[Rows from a figure dataset]
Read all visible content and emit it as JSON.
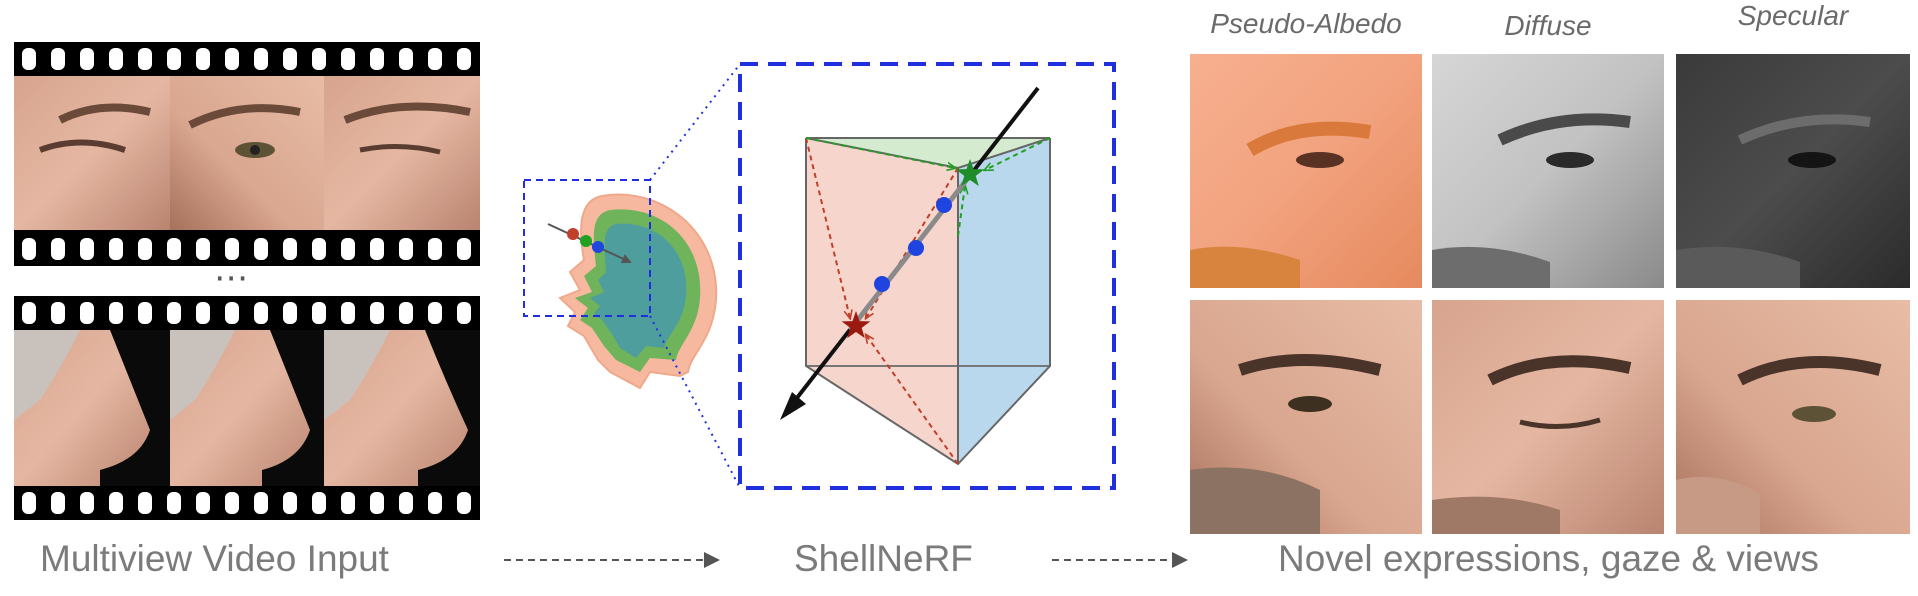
{
  "stages": {
    "input": "Multiview Video Input",
    "model": "ShellNeRF",
    "output": "Novel expressions, gaze & views"
  },
  "film": {
    "separator": "⋯"
  },
  "output_columns": [
    "Pseudo-Albedo",
    "Diffuse",
    "Specular"
  ],
  "colors": {
    "label_gray": "#7b7b7b",
    "zoom_blue": "#1f2fe0",
    "outer_shell": "#f6b9a0",
    "middle_shell": "#6fb35a",
    "inner_head": "#4f9e9e",
    "prism_left": "#f6d5cc",
    "prism_right": "#b9d8ee",
    "prism_top": "#d5ebcf",
    "ray_red": "#c0402a",
    "ray_green": "#22a022",
    "sample_blue": "#1f44e0",
    "star_red": "#9a1a10",
    "star_green": "#1e8c28"
  }
}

Your goal: Each line of the data should be quoted exactly, with pictures left out.

Exercise solution:
Read all visible content and emit it as JSON.
{
  "stages": {
    "input": "Multiview Video Input",
    "model": "ShellNeRF",
    "output": "Novel expressions, gaze & views"
  },
  "film": {
    "separator": "⋯"
  },
  "output_columns": [
    "Pseudo-Albedo",
    "Diffuse",
    "Specular"
  ],
  "colors": {
    "label_gray": "#7b7b7b",
    "zoom_blue": "#1f2fe0",
    "outer_shell": "#f6b9a0",
    "middle_shell": "#6fb35a",
    "inner_head": "#4f9e9e",
    "prism_left": "#f6d5cc",
    "prism_right": "#b9d8ee",
    "prism_top": "#d5ebcf",
    "ray_red": "#c0402a",
    "ray_green": "#22a022",
    "sample_blue": "#1f44e0",
    "star_red": "#9a1a10",
    "star_green": "#1e8c28"
  }
}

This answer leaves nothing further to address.